WHAT YOU HAVE TO DO
Count how many lines hold the string "title". Answer with that number and nothing more.

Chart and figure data
= = =
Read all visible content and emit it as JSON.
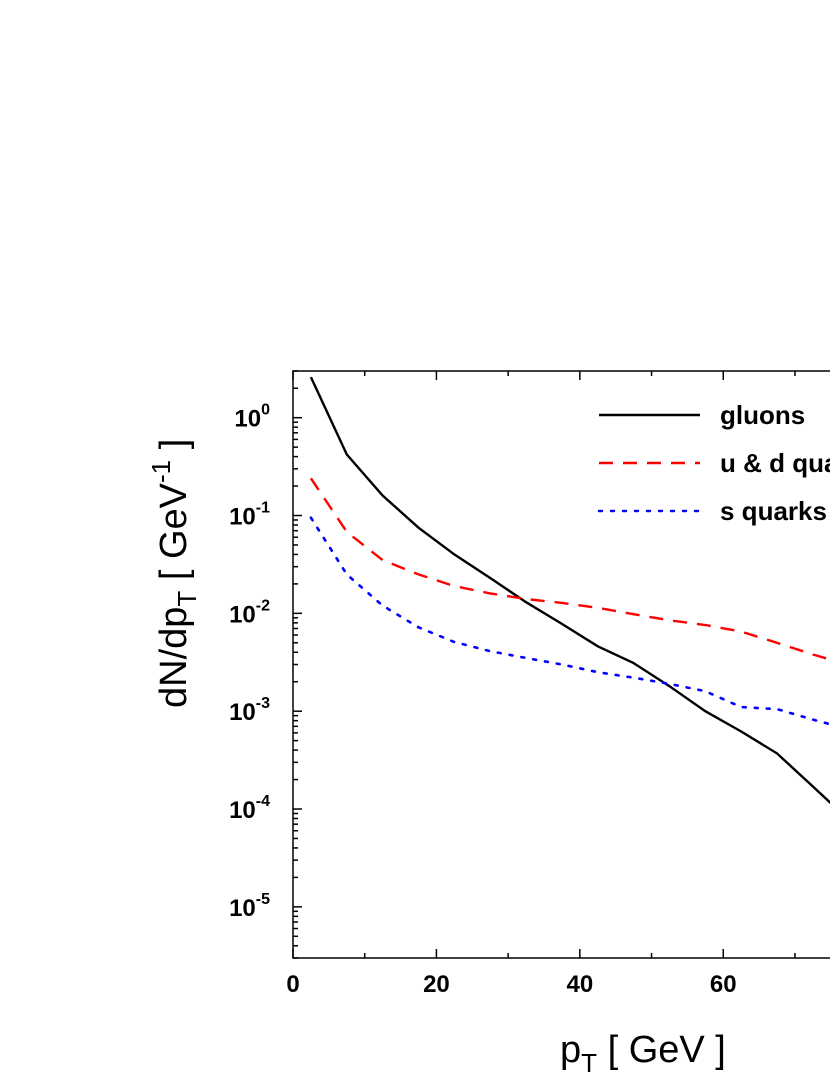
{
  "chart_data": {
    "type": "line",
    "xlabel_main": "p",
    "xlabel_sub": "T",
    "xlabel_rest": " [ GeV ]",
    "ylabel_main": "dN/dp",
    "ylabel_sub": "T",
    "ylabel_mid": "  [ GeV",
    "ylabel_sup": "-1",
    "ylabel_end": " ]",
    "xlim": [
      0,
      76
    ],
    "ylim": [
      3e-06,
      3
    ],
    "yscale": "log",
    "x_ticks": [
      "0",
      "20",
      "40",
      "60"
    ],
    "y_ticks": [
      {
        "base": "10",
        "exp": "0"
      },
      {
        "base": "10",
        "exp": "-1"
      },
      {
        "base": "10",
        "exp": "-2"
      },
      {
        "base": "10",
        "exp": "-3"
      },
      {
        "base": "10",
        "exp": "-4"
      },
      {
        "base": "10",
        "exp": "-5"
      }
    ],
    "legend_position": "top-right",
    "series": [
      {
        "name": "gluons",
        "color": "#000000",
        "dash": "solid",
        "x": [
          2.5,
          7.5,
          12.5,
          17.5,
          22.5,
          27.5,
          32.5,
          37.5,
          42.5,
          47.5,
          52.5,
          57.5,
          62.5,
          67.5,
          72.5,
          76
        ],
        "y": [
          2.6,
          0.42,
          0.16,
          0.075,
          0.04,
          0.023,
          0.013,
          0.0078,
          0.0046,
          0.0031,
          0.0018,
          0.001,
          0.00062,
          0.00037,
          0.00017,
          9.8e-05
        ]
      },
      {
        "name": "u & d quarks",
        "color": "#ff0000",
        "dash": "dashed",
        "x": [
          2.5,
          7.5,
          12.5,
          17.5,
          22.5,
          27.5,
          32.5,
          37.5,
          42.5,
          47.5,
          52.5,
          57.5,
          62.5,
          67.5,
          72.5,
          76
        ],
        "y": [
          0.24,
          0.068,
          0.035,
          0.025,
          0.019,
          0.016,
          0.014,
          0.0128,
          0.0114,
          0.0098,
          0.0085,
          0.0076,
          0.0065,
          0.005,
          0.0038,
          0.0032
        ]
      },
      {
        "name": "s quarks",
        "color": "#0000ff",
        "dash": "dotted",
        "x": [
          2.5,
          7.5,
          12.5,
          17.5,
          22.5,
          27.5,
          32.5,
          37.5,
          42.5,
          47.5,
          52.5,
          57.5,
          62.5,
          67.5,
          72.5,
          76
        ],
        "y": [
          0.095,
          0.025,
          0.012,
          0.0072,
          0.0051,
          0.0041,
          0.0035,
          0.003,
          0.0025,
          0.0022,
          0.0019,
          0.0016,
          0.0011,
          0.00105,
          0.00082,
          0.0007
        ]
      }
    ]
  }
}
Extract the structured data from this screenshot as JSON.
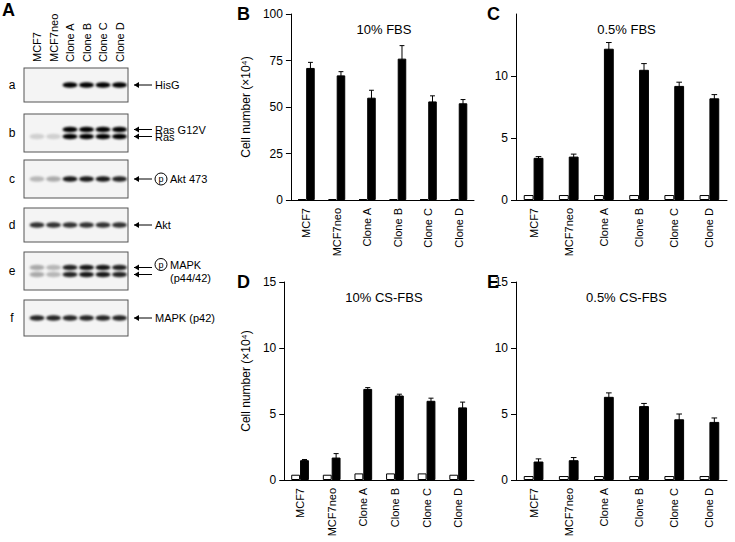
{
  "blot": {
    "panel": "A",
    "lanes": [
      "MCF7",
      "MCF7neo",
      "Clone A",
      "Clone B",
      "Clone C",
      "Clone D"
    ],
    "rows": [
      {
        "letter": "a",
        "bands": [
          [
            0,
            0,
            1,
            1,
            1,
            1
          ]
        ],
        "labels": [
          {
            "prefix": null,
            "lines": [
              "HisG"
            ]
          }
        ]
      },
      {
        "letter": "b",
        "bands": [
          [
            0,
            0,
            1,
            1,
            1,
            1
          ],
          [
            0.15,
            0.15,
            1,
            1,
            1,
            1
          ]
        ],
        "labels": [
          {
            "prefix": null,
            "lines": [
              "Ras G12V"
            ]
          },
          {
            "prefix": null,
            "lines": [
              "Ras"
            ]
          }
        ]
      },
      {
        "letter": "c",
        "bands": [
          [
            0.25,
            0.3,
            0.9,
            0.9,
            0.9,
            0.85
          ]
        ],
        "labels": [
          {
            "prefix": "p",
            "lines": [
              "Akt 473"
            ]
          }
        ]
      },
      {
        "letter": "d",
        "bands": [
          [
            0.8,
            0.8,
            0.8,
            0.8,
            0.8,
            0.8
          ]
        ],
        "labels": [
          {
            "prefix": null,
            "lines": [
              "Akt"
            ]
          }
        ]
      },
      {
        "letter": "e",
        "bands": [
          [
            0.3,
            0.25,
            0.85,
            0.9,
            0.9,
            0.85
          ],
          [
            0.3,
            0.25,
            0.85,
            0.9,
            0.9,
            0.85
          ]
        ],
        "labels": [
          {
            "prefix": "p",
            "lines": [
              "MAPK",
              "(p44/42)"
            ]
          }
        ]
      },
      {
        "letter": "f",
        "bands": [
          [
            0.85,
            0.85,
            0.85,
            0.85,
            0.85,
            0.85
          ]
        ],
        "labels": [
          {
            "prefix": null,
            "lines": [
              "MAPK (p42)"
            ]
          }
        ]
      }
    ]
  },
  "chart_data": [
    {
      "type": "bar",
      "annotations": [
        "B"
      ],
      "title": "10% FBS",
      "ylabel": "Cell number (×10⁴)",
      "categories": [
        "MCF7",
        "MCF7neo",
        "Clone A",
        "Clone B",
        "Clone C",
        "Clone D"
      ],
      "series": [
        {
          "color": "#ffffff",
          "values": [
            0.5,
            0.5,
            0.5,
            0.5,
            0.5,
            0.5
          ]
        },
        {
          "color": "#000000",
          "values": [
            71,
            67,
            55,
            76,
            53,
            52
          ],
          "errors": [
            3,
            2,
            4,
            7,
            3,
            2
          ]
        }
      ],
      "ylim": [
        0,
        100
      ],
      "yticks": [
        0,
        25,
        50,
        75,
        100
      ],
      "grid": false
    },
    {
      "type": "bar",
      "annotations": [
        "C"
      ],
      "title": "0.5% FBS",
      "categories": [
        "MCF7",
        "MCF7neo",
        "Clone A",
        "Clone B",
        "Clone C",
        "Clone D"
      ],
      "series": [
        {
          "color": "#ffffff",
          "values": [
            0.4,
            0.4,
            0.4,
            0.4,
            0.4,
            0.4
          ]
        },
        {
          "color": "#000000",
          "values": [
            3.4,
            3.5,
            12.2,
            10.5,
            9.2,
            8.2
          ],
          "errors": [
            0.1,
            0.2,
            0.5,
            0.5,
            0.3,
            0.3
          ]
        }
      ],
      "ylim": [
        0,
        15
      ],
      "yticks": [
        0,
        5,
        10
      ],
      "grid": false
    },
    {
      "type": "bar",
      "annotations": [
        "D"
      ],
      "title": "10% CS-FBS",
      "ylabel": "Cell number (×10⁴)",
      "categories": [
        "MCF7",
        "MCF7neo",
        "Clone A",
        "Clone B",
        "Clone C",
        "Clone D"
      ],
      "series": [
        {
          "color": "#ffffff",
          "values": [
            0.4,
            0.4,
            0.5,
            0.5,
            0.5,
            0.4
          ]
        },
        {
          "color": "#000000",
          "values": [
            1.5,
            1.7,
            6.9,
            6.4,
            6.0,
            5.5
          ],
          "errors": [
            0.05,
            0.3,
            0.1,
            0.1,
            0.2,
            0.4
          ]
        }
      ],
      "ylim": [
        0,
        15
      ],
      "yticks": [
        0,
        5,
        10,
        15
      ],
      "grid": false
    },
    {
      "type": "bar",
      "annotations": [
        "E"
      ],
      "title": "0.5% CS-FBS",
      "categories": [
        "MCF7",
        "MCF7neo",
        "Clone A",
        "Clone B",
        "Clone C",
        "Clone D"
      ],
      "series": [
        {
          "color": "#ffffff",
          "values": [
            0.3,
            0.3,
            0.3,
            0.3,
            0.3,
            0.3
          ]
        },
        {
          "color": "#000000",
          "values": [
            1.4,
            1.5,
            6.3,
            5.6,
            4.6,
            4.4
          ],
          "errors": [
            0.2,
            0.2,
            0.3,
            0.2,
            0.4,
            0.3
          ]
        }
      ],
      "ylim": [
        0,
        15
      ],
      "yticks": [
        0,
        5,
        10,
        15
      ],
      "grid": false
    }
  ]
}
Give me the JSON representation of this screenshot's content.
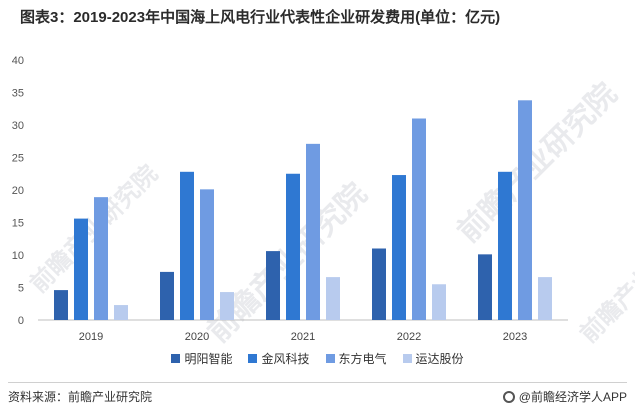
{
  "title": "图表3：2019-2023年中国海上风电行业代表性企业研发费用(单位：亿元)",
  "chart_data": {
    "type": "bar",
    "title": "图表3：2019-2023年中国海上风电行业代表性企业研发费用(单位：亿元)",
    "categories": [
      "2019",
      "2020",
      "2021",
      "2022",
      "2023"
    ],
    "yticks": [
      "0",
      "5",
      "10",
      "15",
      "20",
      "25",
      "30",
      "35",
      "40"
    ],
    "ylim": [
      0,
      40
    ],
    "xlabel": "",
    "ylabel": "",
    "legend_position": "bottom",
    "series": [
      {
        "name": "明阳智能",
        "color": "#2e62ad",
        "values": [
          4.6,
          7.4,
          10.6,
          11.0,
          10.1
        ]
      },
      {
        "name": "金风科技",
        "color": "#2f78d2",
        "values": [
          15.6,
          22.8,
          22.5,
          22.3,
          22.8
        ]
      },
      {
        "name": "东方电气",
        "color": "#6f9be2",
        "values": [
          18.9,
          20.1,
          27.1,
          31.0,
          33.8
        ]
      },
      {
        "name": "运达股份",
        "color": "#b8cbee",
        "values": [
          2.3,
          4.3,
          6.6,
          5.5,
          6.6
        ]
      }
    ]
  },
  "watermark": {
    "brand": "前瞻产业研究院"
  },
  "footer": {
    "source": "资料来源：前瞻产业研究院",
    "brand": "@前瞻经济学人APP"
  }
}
= = =
EXERCISE RESPONSE
6